Task prompt = Filter the records below for the word "autor". Copy each line that holds it.

Extracted material =
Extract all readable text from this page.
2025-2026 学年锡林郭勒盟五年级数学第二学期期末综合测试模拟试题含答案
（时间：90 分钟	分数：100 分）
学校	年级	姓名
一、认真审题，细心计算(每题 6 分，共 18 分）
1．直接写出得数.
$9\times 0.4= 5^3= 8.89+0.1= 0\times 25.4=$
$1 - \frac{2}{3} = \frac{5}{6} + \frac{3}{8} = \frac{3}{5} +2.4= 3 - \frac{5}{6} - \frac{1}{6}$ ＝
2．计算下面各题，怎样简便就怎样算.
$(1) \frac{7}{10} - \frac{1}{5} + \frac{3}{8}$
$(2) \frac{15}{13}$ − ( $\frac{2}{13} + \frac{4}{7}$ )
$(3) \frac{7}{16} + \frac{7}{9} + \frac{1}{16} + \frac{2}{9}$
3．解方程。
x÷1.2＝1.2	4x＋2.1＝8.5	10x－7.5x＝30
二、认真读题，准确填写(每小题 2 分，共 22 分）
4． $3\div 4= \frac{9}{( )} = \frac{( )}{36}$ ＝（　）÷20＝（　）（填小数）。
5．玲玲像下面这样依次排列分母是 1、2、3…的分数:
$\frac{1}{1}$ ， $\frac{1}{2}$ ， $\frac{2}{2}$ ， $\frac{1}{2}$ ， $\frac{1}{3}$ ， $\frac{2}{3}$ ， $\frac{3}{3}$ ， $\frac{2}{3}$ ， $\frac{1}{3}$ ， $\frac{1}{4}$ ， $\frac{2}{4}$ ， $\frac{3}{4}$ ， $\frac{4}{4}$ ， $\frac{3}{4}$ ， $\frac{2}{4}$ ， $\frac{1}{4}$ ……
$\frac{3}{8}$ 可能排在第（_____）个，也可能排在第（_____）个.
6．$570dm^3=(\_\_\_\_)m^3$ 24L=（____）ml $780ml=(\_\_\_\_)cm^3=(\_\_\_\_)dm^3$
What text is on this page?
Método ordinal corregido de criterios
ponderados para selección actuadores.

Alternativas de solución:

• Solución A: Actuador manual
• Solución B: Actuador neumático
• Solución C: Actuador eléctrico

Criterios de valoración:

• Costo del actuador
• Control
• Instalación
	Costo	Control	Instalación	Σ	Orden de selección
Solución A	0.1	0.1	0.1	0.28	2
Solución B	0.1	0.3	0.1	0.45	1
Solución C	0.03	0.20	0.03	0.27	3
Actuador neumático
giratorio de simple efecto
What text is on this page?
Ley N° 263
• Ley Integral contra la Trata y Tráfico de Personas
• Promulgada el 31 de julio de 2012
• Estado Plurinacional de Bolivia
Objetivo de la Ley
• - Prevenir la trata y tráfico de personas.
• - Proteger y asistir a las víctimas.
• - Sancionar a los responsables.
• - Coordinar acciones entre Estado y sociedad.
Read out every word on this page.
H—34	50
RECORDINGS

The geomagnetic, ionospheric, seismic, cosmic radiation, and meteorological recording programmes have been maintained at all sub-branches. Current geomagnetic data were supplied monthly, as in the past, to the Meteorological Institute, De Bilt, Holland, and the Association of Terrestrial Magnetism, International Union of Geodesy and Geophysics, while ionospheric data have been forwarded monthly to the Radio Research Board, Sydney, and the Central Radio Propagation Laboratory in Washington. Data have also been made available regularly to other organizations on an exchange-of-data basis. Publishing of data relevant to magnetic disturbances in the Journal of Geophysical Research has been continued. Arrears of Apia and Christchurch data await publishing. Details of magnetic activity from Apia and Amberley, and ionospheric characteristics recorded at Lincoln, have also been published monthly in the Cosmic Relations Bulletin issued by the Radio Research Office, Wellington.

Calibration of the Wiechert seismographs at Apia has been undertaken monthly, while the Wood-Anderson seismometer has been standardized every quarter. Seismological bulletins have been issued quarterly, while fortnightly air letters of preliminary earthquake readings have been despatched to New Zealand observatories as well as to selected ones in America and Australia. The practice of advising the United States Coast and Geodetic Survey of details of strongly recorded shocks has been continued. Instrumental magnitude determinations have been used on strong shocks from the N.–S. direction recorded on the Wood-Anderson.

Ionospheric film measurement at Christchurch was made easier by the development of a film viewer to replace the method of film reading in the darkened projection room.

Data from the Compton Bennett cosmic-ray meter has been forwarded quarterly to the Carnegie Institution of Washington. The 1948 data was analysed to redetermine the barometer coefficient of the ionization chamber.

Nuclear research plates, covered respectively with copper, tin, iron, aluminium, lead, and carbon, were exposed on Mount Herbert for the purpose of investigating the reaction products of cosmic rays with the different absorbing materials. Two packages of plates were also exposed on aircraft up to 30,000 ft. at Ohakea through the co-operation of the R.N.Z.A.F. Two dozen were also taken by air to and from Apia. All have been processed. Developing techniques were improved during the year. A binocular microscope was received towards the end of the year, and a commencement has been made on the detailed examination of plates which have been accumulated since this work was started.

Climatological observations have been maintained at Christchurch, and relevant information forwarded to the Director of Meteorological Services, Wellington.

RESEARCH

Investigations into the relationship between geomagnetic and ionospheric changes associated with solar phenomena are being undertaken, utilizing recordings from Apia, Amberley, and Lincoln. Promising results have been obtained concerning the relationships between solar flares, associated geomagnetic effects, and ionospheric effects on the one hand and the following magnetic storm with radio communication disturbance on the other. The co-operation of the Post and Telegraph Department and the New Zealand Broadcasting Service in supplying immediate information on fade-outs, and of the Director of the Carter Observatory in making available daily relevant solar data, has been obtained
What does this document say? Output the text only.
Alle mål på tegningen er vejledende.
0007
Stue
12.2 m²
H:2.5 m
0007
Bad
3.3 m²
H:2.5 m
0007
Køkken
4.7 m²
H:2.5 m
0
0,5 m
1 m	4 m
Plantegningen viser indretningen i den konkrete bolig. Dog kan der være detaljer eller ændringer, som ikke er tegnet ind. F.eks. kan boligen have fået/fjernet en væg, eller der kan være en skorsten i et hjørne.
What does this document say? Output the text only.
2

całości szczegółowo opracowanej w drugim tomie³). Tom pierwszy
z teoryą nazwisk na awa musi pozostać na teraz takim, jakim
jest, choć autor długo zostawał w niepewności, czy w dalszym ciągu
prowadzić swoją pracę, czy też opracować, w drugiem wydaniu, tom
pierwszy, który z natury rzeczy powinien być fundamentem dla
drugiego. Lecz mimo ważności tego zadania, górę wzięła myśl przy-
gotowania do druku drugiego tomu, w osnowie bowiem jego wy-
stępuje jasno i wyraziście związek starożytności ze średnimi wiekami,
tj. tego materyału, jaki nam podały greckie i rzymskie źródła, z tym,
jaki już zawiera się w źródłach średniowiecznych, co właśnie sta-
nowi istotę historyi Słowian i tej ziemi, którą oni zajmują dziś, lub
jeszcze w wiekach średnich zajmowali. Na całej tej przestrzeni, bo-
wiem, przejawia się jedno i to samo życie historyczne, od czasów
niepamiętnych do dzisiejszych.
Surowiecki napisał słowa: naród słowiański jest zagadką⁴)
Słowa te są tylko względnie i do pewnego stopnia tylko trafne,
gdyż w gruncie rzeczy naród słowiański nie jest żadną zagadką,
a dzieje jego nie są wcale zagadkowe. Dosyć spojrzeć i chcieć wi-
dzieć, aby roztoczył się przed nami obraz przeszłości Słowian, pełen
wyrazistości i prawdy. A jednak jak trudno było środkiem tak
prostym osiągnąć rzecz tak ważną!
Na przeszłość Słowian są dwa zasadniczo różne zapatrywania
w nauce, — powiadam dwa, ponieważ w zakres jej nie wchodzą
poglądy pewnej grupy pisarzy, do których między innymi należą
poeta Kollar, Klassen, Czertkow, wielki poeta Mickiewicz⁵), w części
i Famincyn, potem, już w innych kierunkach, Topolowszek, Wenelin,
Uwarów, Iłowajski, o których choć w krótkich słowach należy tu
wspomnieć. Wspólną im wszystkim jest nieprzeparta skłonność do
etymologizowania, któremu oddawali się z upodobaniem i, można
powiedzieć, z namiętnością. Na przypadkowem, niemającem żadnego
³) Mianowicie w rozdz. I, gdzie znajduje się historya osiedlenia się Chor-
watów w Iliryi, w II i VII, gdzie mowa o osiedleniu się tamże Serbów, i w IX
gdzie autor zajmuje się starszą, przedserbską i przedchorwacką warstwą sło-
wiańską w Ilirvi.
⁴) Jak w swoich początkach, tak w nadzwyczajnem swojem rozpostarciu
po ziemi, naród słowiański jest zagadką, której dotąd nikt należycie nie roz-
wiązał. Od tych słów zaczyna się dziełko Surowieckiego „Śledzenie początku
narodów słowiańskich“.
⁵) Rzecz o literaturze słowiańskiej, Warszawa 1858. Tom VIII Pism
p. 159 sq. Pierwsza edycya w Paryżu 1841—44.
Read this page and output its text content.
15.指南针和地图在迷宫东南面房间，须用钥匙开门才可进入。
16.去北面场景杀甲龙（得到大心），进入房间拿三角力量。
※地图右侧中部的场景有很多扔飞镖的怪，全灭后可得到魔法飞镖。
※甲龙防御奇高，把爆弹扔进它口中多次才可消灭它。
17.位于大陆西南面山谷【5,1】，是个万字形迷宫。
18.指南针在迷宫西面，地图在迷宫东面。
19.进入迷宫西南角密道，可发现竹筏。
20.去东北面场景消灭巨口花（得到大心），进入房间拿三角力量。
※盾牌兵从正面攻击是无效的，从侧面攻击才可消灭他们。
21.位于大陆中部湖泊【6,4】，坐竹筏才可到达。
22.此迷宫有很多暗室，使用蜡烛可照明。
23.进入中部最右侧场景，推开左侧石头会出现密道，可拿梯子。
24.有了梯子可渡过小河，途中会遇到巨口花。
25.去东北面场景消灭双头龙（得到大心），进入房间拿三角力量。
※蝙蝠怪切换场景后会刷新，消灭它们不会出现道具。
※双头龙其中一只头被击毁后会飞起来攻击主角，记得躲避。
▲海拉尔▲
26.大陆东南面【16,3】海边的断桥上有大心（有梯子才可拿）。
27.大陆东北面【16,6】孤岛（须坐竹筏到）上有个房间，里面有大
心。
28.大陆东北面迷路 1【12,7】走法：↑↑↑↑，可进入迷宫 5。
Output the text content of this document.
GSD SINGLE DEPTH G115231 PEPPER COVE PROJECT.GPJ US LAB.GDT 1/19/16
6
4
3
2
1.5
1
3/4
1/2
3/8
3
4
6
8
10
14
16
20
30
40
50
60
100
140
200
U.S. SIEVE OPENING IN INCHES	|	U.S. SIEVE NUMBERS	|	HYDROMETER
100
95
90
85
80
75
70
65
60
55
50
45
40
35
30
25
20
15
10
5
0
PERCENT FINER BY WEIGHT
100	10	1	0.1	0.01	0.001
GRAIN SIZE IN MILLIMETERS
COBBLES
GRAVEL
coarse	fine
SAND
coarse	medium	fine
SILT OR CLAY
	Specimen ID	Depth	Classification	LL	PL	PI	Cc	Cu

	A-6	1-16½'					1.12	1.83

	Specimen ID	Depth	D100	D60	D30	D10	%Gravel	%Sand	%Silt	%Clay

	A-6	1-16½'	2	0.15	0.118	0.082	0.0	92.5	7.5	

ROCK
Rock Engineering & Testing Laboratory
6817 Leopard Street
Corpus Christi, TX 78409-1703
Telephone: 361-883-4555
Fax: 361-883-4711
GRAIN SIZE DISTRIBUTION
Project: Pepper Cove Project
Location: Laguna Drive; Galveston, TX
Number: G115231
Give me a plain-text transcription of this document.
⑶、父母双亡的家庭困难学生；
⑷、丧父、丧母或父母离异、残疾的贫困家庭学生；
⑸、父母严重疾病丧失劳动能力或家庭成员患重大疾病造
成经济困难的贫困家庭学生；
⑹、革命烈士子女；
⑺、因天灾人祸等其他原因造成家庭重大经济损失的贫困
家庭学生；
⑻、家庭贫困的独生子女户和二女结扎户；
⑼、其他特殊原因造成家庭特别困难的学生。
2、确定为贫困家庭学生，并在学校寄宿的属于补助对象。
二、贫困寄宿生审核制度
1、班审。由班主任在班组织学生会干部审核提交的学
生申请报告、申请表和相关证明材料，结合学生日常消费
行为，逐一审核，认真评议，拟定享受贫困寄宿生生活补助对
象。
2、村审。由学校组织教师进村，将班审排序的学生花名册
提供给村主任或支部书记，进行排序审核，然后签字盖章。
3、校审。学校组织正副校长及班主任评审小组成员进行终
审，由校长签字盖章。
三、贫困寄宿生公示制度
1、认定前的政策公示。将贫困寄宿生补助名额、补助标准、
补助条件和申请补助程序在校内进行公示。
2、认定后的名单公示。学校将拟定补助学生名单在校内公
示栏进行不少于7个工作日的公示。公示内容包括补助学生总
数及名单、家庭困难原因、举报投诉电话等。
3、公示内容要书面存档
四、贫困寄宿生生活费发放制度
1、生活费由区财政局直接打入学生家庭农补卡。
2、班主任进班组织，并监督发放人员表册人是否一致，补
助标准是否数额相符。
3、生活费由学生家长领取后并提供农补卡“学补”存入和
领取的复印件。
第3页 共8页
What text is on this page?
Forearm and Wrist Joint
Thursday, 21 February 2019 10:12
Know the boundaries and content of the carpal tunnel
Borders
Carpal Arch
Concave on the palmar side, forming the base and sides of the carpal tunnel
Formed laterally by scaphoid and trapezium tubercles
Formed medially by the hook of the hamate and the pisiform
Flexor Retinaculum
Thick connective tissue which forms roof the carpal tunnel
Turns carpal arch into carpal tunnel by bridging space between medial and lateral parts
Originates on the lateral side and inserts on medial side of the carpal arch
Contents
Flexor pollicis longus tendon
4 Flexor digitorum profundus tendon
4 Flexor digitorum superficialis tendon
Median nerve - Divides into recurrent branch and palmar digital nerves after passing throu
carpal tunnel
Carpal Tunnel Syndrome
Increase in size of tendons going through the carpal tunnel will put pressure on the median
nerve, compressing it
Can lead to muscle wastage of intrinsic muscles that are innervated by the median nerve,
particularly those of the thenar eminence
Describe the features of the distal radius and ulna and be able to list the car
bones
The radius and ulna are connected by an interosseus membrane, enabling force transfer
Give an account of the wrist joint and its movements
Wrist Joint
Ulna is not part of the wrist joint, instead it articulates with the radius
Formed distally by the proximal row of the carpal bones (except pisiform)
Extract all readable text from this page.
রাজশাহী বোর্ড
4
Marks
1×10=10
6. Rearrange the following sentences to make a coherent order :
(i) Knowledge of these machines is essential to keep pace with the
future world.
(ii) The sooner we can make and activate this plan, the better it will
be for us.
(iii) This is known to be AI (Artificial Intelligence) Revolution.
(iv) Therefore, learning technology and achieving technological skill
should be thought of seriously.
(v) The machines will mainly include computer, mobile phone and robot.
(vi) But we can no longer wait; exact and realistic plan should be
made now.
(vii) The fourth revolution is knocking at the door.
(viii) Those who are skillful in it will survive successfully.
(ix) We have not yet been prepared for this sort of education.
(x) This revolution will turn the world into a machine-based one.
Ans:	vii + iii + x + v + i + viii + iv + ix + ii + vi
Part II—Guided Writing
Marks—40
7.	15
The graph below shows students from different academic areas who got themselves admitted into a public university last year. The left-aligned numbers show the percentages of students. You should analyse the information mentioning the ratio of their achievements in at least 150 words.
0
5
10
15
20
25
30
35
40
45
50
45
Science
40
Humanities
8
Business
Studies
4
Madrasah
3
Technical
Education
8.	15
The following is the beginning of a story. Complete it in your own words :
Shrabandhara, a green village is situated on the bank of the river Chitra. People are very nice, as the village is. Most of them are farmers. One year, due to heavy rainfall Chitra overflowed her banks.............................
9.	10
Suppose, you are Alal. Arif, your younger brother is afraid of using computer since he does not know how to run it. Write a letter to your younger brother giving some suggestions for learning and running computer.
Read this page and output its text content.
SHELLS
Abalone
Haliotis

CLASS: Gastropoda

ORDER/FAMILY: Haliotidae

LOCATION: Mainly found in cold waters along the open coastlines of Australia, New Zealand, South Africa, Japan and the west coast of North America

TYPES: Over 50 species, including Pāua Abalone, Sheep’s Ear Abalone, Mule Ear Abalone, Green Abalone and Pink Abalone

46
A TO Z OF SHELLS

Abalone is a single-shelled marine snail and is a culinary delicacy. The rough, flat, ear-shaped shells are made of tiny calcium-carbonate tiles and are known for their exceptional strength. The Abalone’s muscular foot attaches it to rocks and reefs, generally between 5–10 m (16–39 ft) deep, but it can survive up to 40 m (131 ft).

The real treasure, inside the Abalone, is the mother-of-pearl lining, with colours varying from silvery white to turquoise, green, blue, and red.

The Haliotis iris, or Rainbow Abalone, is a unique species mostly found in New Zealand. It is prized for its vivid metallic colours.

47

Solution for this exercise =
jest, choć autor długo zostawał w niepewności, czy w dalszym ciągu
gdzie autor zajmuje się starszą, przedserbską i przedchorwacką warstwą sło-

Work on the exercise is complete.